Written request:
Type out the records that follow, exactly as given.

--- Supplied data ---

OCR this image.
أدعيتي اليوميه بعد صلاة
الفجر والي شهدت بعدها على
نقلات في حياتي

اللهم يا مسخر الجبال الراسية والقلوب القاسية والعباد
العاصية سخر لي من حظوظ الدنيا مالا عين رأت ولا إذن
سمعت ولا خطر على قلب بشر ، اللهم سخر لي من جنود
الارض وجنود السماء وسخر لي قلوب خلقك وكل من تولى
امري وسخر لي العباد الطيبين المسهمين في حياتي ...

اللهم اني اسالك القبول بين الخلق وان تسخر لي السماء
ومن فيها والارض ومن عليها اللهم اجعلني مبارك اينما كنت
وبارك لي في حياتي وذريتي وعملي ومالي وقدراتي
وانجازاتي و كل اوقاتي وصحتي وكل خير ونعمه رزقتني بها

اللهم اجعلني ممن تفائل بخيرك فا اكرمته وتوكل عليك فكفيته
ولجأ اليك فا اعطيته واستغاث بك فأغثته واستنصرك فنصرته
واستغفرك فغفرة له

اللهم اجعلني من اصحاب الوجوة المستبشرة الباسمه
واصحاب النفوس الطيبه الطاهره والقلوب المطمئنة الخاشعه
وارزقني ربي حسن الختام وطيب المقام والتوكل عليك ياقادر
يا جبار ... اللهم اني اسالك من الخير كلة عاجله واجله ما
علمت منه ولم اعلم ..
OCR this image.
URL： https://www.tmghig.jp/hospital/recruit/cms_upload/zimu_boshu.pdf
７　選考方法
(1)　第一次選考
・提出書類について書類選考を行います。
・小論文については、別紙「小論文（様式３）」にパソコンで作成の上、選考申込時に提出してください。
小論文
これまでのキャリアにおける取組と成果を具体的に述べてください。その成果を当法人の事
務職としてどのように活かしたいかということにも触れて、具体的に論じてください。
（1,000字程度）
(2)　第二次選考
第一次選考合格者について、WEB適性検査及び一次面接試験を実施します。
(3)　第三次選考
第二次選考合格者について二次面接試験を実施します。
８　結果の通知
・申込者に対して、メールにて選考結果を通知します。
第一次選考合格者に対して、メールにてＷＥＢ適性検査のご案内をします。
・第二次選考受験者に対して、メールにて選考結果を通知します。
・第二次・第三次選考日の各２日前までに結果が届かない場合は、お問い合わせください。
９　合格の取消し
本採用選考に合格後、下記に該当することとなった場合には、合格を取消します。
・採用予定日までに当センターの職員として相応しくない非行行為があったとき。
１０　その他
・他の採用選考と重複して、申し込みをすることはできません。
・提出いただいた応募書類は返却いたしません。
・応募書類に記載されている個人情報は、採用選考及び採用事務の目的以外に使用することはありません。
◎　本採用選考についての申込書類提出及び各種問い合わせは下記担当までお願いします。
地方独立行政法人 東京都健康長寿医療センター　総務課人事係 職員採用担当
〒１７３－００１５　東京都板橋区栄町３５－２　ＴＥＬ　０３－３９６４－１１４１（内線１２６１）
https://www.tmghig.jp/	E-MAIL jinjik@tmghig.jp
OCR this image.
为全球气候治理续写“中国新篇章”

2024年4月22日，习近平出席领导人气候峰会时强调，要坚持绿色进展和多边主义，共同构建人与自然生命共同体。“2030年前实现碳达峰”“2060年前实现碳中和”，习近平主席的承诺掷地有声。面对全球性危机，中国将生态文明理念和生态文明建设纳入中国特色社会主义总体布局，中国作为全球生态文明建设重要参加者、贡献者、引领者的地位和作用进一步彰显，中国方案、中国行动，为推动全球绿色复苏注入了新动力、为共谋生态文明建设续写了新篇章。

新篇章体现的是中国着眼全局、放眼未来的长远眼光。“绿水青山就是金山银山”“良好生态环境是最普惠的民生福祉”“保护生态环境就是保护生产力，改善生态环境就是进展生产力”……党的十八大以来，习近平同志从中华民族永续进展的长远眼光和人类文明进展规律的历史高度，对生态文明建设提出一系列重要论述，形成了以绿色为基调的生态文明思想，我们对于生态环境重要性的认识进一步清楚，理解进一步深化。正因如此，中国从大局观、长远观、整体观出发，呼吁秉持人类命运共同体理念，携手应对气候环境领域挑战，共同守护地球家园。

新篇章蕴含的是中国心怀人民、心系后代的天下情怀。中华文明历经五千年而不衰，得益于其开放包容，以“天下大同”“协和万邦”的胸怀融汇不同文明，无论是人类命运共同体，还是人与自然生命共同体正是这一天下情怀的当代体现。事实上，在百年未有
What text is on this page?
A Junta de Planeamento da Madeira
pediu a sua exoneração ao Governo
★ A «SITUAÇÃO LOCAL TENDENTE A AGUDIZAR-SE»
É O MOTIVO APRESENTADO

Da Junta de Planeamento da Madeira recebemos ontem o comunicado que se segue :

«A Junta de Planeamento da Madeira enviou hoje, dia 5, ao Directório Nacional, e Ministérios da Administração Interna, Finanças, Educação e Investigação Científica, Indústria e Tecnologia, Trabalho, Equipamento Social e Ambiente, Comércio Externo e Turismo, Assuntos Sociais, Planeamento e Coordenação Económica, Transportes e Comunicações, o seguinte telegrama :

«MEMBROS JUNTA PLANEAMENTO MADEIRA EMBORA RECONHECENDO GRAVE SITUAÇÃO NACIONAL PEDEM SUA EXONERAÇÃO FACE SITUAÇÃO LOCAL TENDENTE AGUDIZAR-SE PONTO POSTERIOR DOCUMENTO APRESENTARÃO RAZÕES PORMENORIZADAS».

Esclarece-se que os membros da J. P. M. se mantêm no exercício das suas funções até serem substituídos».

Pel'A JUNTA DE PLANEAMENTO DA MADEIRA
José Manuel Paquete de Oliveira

---

Written response:
OCR this image.
أدعيتي اليوميه بعد صلاة
الفجر والي شهدت بعدها على
نقلات في حياتي

اللهم يا مسخر الجبال الراسية والقلوب القاسية والعباد
العاصية سخر لي من حظوظ الدنيا مالا عين رأت ولا إذن
سمعت ولا خطر على قلب بشر ، اللهم سخر لي من جنود
الارض وجنود السماء وسخر لي قلوب خلقك وكل من تولى
امري وسخر لي العباد الطيبين المسهمين في حياتي ...

اللهم اني اسالك القبول بين الخلق وان تسخر لي السماء
ومن فيها والارض ومن عليها اللهم اجعلني مبارك اينما كنت
وبارك لي في حياتي وذريتي وعملي ومالي وقدراتي
وانجازاتي و كل اوقاتي وصحتي وكل خير ونعمه رزقتني بها

اللهم اجعلني ممن تفائل بخيرك فا اكرمته وتوكل عليك فكفيته
ولجأ اليك فا اعطيته واستغاث بك فأغثته واستنصرك فنصرته
واستغفرك فغفرة له

اللهم اجعلني من اصحاب الوجوة المستبشرة الباسمه
واصحاب النفوس الطيبه الطاهره والقلوب المطمئنة الخاشعه
وارزقني ربي حسن الختام وطيب المقام والتوكل عليك ياقادر
يا جبار ... اللهم اني اسالك من الخير كلة عاجله واجله ما
علمت منه ولم اعلم ..
OCR this image.
URL： https://www.tmghig.jp/hospital/recruit/cms_upload/zimu_boshu.pdf
７　選考方法
(1)　第一次選考
・提出書類について書類選考を行います。
・小論文については、別紙「小論文（様式３）」にパソコンで作成の上、選考申込時に提出してください。
小論文
これまでのキャリアにおける取組と成果を具体的に述べてください。その成果を当法人の事
務職としてどのように活かしたいかということにも触れて、具体的に論じてください。
（1,000字程度）
(2)　第二次選考
第一次選考合格者について、WEB適性検査及び一次面接試験を実施します。
(3)　第三次選考
第二次選考合格者について二次面接試験を実施します。
８　結果の通知
・申込者に対して、メールにて選考結果を通知します。
第一次選考合格者に対して、メールにてＷＥＢ適性検査のご案内をします。
・第二次選考受験者に対して、メールにて選考結果を通知します。
・第二次・第三次選考日の各２日前までに結果が届かない場合は、お問い合わせください。
９　合格の取消し
本採用選考に合格後、下記に該当することとなった場合には、合格を取消します。
・採用予定日までに当センターの職員として相応しくない非行行為があったとき。
１０　その他
・他の採用選考と重複して、申し込みをすることはできません。
・提出いただいた応募書類は返却いたしません。
・応募書類に記載されている個人情報は、採用選考及び採用事務の目的以外に使用することはありません。
◎　本採用選考についての申込書類提出及び各種問い合わせは下記担当までお願いします。
地方独立行政法人 東京都健康長寿医療センター　総務課人事係 職員採用担当
〒１７３－００１５　東京都板橋区栄町３５－２　ＴＥＬ　０３－３９６４－１１４１（内線１２６１）
https://www.tmghig.jp/	E-MAIL jinjik@tmghig.jp
OCR this image.
为全球气候治理续写“中国新篇章”

2024年4月22日，习近平出席领导人气候峰会时强调，要坚持绿色进展和多边主义，共同构建人与自然生命共同体。“2030年前实现碳达峰”“2060年前实现碳中和”，习近平主席的承诺掷地有声。面对全球性危机，中国将生态文明理念和生态文明建设纳入中国特色社会主义总体布局，中国作为全球生态文明建设重要参加者、贡献者、引领者的地位和作用进一步彰显，中国方案、中国行动，为推动全球绿色复苏注入了新动力、为共谋生态文明建设续写了新篇章。

新篇章体现的是中国着眼全局、放眼未来的长远眼光。“绿水青山就是金山银山”“良好生态环境是最普惠的民生福祉”“保护生态环境就是保护生产力，改善生态环境就是进展生产力”……党的十八大以来，习近平同志从中华民族永续进展的长远眼光和人类文明进展规律的历史高度，对生态文明建设提出一系列重要论述，形成了以绿色为基调的生态文明思想，我们对于生态环境重要性的认识进一步清楚，理解进一步深化。正因如此，中国从大局观、长远观、整体观出发，呼吁秉持人类命运共同体理念，携手应对气候环境领域挑战，共同守护地球家园。

新篇章蕴含的是中国心怀人民、心系后代的天下情怀。中华文明历经五千年而不衰，得益于其开放包容，以“天下大同”“协和万邦”的胸怀融汇不同文明，无论是人类命运共同体，还是人与自然生命共同体正是这一天下情怀的当代体现。事实上，在百年未有
What text is on this page?
A Junta de Planeamento da Madeira
pediu a sua exoneração ao Governo
★ A «SITUAÇÃO LOCAL TENDENTE A AGUDIZAR-SE»
É O MOTIVO APRESENTADO

Da Junta de Planeamento da Madeira recebemos ontem o comunicado que se segue :

«A Junta de Planeamento da Madeira enviou hoje, dia 5, ao Directório Nacional, e Ministérios da Administração Interna, Finanças, Educação e Investigação Científica, Indústria e Tecnologia, Trabalho, Equipamento Social e Ambiente, Comércio Externo e Turismo, Assuntos Sociais, Planeamento e Coordenação Económica, Transportes e Comunicações, o seguinte telegrama :

«MEMBROS JUNTA PLANEAMENTO MADEIRA EMBORA RECONHECENDO GRAVE SITUAÇÃO NACIONAL PEDEM SUA EXONERAÇÃO FACE SITUAÇÃO LOCAL TENDENTE AGUDIZAR-SE PONTO POSTERIOR DOCUMENTO APRESENTARÃO RAZÕES PORMENORIZADAS».

Esclarece-se que os membros da J. P. M. se mantêm no exercício das suas funções até serem substituídos».

Pel'A JUNTA DE PLANEAMENTO DA MADEIRA
José Manuel Paquete de Oliveira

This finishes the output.